• [SET PROBLEM]
Gather the lines that hold the string "胶片和废像纸".

begin SOURCE MATERIAL

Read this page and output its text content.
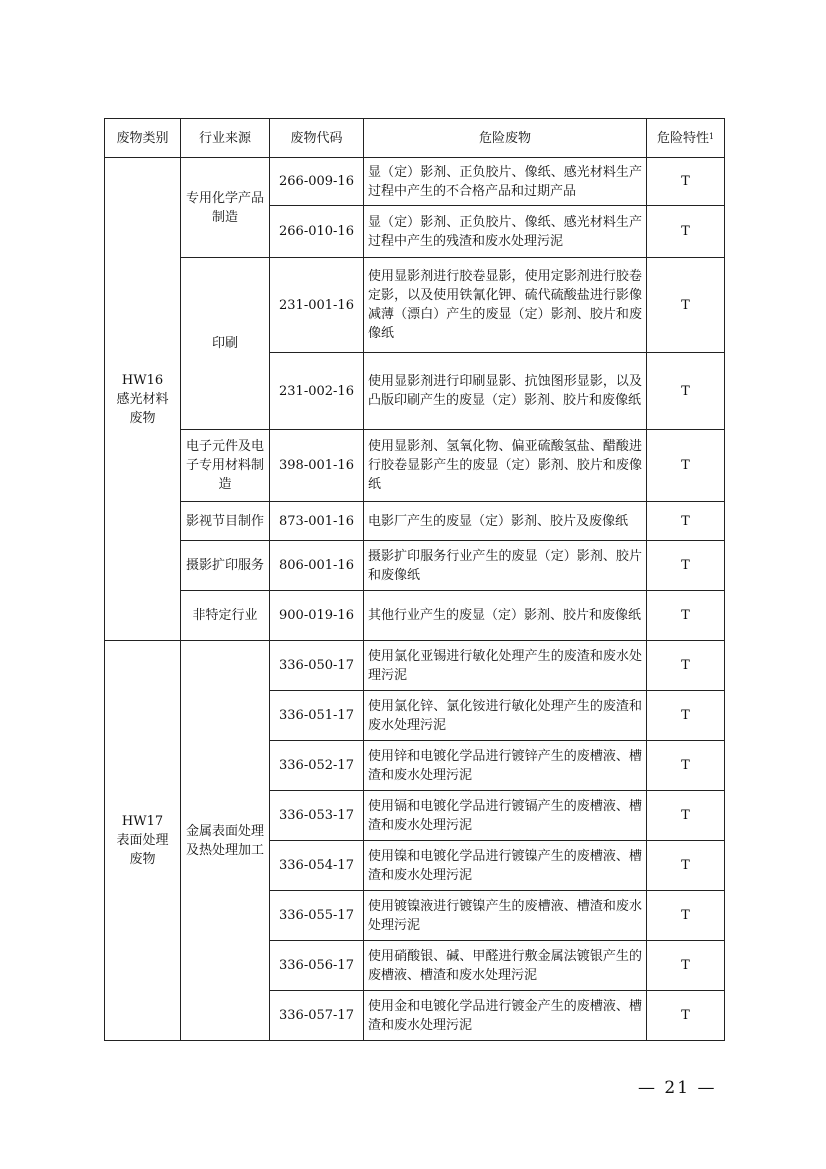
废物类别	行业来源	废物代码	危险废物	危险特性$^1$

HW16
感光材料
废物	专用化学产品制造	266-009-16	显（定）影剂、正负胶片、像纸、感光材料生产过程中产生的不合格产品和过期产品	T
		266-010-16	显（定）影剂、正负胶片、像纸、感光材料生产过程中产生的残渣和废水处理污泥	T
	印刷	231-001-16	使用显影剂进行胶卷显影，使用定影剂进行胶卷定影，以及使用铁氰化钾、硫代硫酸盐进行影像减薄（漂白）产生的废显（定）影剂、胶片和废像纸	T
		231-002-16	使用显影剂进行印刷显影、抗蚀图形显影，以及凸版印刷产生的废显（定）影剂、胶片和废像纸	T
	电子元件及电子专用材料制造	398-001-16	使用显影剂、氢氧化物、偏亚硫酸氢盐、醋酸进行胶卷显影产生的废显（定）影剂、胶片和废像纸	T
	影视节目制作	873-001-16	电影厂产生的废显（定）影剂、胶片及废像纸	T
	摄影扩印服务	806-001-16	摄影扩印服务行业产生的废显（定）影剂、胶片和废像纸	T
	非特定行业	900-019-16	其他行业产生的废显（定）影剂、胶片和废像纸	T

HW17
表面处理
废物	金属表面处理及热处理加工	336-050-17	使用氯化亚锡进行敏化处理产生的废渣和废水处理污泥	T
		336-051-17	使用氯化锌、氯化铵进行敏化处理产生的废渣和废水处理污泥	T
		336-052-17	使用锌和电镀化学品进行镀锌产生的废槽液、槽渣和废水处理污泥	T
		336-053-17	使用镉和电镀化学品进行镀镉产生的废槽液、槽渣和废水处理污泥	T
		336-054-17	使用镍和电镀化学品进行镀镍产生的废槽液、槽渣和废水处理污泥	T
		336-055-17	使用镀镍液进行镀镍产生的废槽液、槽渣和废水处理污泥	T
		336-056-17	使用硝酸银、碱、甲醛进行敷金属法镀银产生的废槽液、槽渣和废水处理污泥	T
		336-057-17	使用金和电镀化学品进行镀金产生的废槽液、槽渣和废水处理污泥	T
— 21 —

end SOURCE MATERIAL
begin SOURCE MATERIAL

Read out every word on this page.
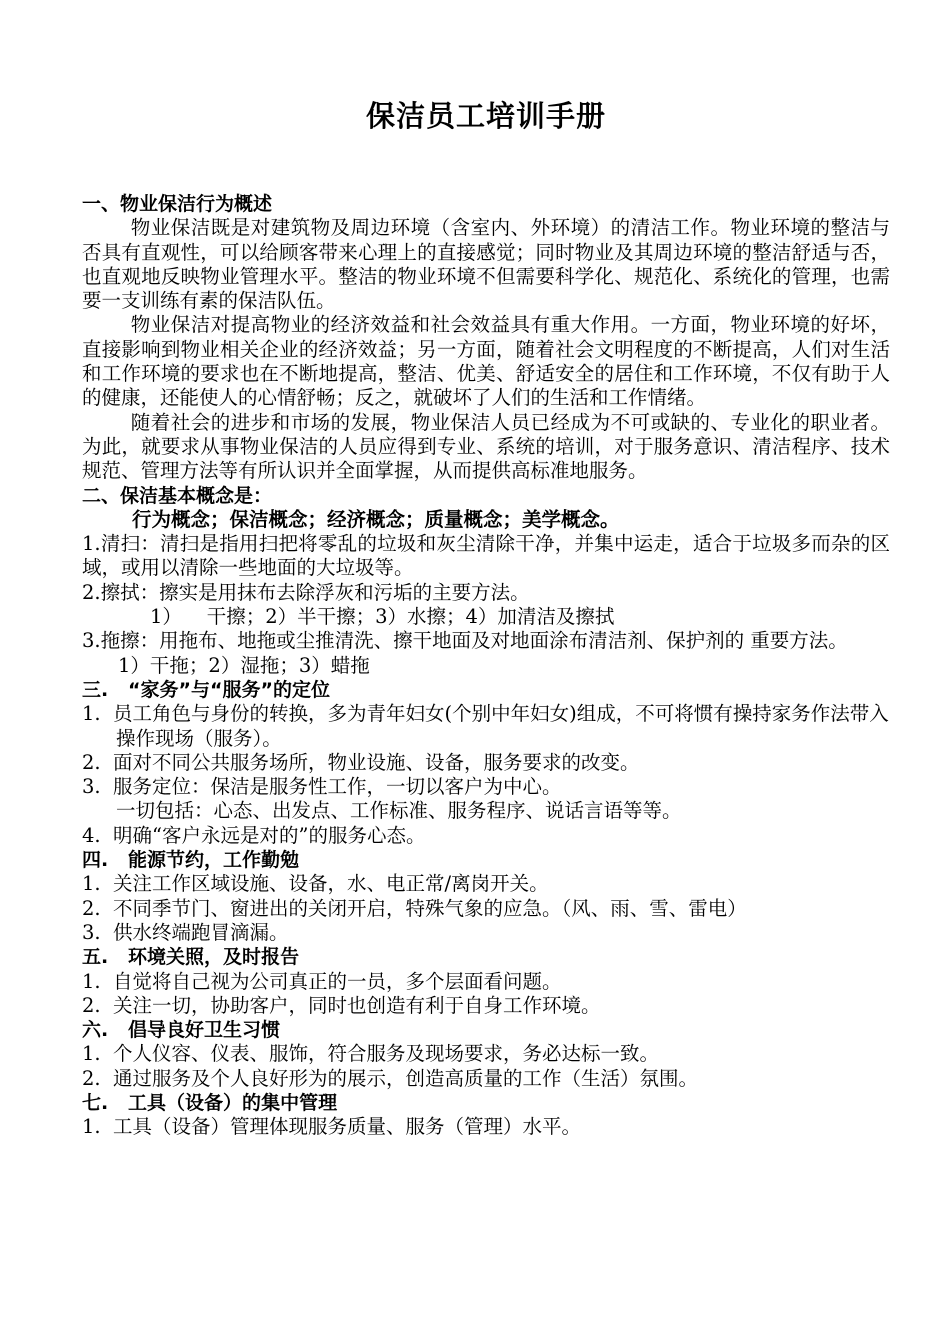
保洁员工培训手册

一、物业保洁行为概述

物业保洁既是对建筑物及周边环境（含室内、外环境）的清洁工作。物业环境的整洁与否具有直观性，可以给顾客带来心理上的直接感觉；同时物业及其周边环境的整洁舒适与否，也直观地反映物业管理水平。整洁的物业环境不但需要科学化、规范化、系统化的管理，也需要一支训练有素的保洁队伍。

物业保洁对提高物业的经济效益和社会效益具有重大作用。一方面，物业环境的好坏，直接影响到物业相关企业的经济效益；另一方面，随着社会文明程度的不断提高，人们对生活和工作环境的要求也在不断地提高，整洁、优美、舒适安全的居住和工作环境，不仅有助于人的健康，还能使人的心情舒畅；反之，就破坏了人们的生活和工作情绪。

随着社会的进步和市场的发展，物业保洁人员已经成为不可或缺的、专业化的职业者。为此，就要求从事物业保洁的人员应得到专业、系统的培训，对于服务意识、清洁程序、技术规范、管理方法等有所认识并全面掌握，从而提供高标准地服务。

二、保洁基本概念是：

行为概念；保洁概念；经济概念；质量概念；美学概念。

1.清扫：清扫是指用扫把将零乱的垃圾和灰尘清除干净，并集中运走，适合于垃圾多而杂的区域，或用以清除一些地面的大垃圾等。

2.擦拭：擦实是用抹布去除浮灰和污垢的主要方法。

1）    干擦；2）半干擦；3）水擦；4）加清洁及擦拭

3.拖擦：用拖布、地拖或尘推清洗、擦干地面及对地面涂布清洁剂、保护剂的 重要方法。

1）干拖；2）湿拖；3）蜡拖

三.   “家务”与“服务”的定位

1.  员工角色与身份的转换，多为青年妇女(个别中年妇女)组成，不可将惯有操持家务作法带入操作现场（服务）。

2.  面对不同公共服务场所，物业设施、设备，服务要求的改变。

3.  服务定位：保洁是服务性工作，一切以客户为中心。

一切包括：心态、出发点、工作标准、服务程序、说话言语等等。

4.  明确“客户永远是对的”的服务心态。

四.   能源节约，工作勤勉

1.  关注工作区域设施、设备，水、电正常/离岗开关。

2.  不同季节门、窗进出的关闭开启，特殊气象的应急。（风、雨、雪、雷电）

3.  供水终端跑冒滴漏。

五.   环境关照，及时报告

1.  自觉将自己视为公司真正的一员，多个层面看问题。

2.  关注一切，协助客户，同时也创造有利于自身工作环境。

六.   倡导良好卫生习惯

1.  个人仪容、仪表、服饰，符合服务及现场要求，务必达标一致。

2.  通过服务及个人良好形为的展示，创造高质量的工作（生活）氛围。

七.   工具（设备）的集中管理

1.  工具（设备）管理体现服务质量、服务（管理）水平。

end SOURCE MATERIAL

• [SOLUTION FOR THIS EXERCISE]
	印刷	231-001-16	使用显影剂进行胶卷显影，使用定影剂进行胶卷定影，以及使用铁氰化钾、硫代硫酸盐进行影像减薄（漂白）产生的废显（定）影剂、胶片和废像纸	T
		231-002-16	使用显影剂进行印刷显影、抗蚀图形显影，以及凸版印刷产生的废显（定）影剂、胶片和废像纸	T
	电子元件及电子专用材料制造	398-001-16	使用显影剂、氢氧化物、偏亚硫酸氢盐、醋酸进行胶卷显影产生的废显（定）影剂、胶片和废像纸	T
	摄影扩印服务	806-001-16	摄影扩印服务行业产生的废显（定）影剂、胶片和废像纸	T
	非特定行业	900-019-16	其他行业产生的废显（定）影剂、胶片和废像纸	T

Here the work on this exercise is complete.